> [WHAT THE TASK ASKS]:
Omit every picture while repeating the entries exactly.

> [DATASET ROWS]:
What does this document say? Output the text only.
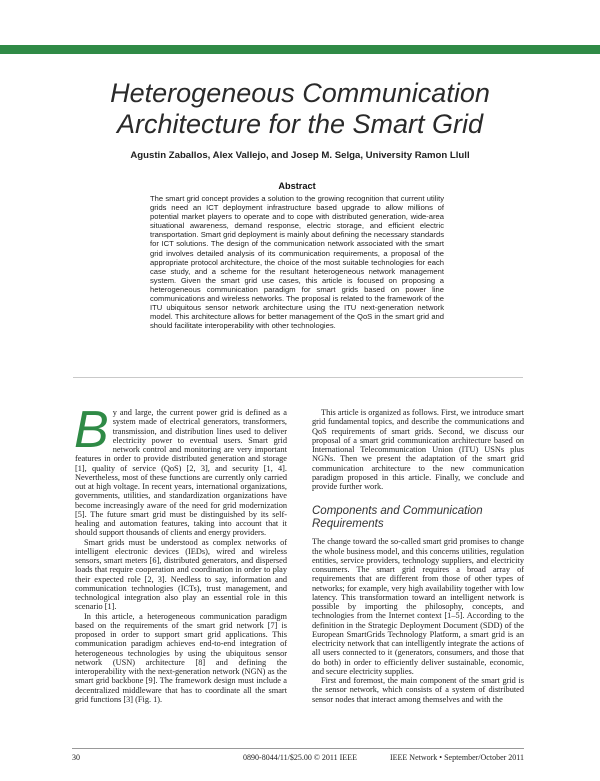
Heterogeneous Communication
Architecture for the Smart Grid
Agustin Zaballos, Alex Vallejo, and Josep M. Selga, University Ramon Llull
Abstract
The smart grid concept provides a solution to the growing recognition that current utility grids need an ICT deployment infrastructure based upgrade to allow millions of potential market players to operate and to cope with distributed generation, wide-area situational awareness, demand response, electric storage, and efficient electric transportation. Smart grid deployment is mainly about defining the necessary standards for ICT solutions. The design of the communication network associated with the smart grid involves detailed analysis of its communication requirements, a proposal of the appropriate protocol architecture, the choice of the most suitable technologies for each case study, and a scheme for the resultant heterogeneous network management system. Given the smart grid use cases, this article is focused on proposing a heterogeneous communication paradigm for smart grids based on power line communications and wireless networks. The proposal is related to the framework of the ITU ubiquitous sensor network architecture using the ITU next-generation network model. This architecture allows for better management of the QoS in the smart grid and should facilitate interoperability with other technologies.

By and large, the current power grid is defined as a system made of electrical generators, transformers, transmission, and distribution lines used to deliver electricity power to eventual users. Smart grid network control and monitoring are very important features in order to provide distributed generation and storage [1], quality of service (QoS) [2, 3], and security [1, 4]. Nevertheless, most of these functions are currently only carried out at high voltage. In recent years, international organizations, governments, utilities, and standardization organizations have become increasingly aware of the need for grid modernization [5]. The future smart grid must be distinguished by its self-healing and automation features, taking into account that it should support thousands of clients and energy providers.

Smart grids must be understood as complex networks of intelligent electronic devices (IEDs), wired and wireless sensors, smart meters [6], distributed generators, and dispersed loads that require cooperation and coordination in order to play their expected role [2, 3]. Needless to say, information and communication technologies (ICTs), trust management, and technological integration also play an essential role in this scenario [1].

In this article, a heterogeneous communication paradigm based on the requirements of the smart grid network [7] is proposed in order to support smart grid applications. This communication paradigm achieves end-to-end integration of heterogeneous technologies by using the ubiquitous sensor network (USN) architecture [8] and defining the interoperability with the next-generation network (NGN) as the smart grid backbone [9]. The framework design must include a decentralized middleware that has to coordinate all the smart grid functions [3] (Fig. 1).

This article is organized as follows. First, we introduce smart grid fundamental topics, and describe the communications and QoS requirements of smart grids. Second, we discuss our proposal of a smart grid communication architecture based on International Telecommunication Union (ITU) USNs plus NGNs. Then we present the adaptation of the smart grid communication architecture to the new communication paradigm proposed in this article. Finally, we conclude and provide further work.

Components and Communication
Requirements

The change toward the so-called smart grid promises to change the whole business model, and this concerns utilities, regulation entities, service providers, technology suppliers, and electricity consumers. The smart grid requires a broad array of requirements that are different from those of other types of networks; for example, very high availability together with low latency. This transformation toward an intelligent network is possible by importing the philosophy, concepts, and technologies from the Internet context [1–5]. According to the definition in the Strategic Deployment Document (SDD) of the European SmartGrids Technology Platform, a smart grid is an electricity network that can intelligently integrate the actions of all users connected to it (generators, consumers, and those that do both) in order to efficiently deliver sustainable, economic, and secure electricity supplies.

First and foremost, the main component of the smart grid is the sensor network, which consists of a system of distributed sensor nodes that interact among themselves and with the

30	0890-8044/11/$25.00 © 2011 IEEE	IEEE Network • September/October 2011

> [IN RESPONSE]:
What does this document say? Output the text only.
Heterogeneous Communication
Architecture for the Smart Grid
Agustin Zaballos, Alex Vallejo, and Josep M. Selga, University Ramon Llull
Abstract
The smart grid concept provides a solution to the growing recognition that current utility grids need an ICT deployment infrastructure based upgrade to allow millions of potential market players to operate and to cope with distributed generation, wide-area situational awareness, demand response, electric storage, and efficient electric transportation. Smart grid deployment is mainly about defining the necessary standards for ICT solutions. The design of the communication network associated with the smart grid involves detailed analysis of its communication requirements, a proposal of the appropriate protocol architecture, the choice of the most suitable technologies for each case study, and a scheme for the resultant heterogeneous network management system. Given the smart grid use cases, this article is focused on proposing a heterogeneous communication paradigm for smart grids based on power line communications and wireless networks. The proposal is related to the framework of the ITU ubiquitous sensor network architecture using the ITU next-generation network model. This architecture allows for better management of the QoS in the smart grid and should facilitate interoperability with other technologies.

By and large, the current power grid is defined as a system made of electrical generators, transformers, transmission, and distribution lines used to deliver electricity power to eventual users. Smart grid network control and monitoring are very important features in order to provide distributed generation and storage [1], quality of service (QoS) [2, 3], and security [1, 4]. Nevertheless, most of these functions are currently only carried out at high voltage. In recent years, international organizations, governments, utilities, and standardization organizations have become increasingly aware of the need for grid modernization [5]. The future smart grid must be distinguished by its self-healing and automation features, taking into account that it should support thousands of clients and energy providers.

Smart grids must be understood as complex networks of intelligent electronic devices (IEDs), wired and wireless sensors, smart meters [6], distributed generators, and dispersed loads that require cooperation and coordination in order to play their expected role [2, 3]. Needless to say, information and communication technologies (ICTs), trust management, and technological integration also play an essential role in this scenario [1].

In this article, a heterogeneous communication paradigm based on the requirements of the smart grid network [7] is proposed in order to support smart grid applications. This communication paradigm achieves end-to-end integration of heterogeneous technologies by using the ubiquitous sensor network (USN) architecture [8] and defining the interoperability with the next-generation network (NGN) as the smart grid backbone [9]. The framework design must include a decentralized middleware that has to coordinate all the smart grid functions [3] (Fig. 1).

This article is organized as follows. First, we introduce smart grid fundamental topics, and describe the communications and QoS requirements of smart grids. Second, we discuss our proposal of a smart grid communication architecture based on International Telecommunication Union (ITU) USNs plus NGNs. Then we present the adaptation of the smart grid communication architecture to the new communication paradigm proposed in this article. Finally, we conclude and provide further work.

Components and Communication
Requirements

The change toward the so-called smart grid promises to change the whole business model, and this concerns utilities, regulation entities, service providers, technology suppliers, and electricity consumers. The smart grid requires a broad array of requirements that are different from those of other types of networks; for example, very high availability together with low latency. This transformation toward an intelligent network is possible by importing the philosophy, concepts, and technologies from the Internet context [1–5]. According to the definition in the Strategic Deployment Document (SDD) of the European SmartGrids Technology Platform, a smart grid is an electricity network that can intelligently integrate the actions of all users connected to it (generators, consumers, and those that do both) in order to efficiently deliver sustainable, economic, and secure electricity supplies.

First and foremost, the main component of the smart grid is the sensor network, which consists of a system of distributed sensor nodes that interact among themselves and with the

30	0890-8044/11/$25.00 © 2011 IEEE	IEEE Network • September/October 2011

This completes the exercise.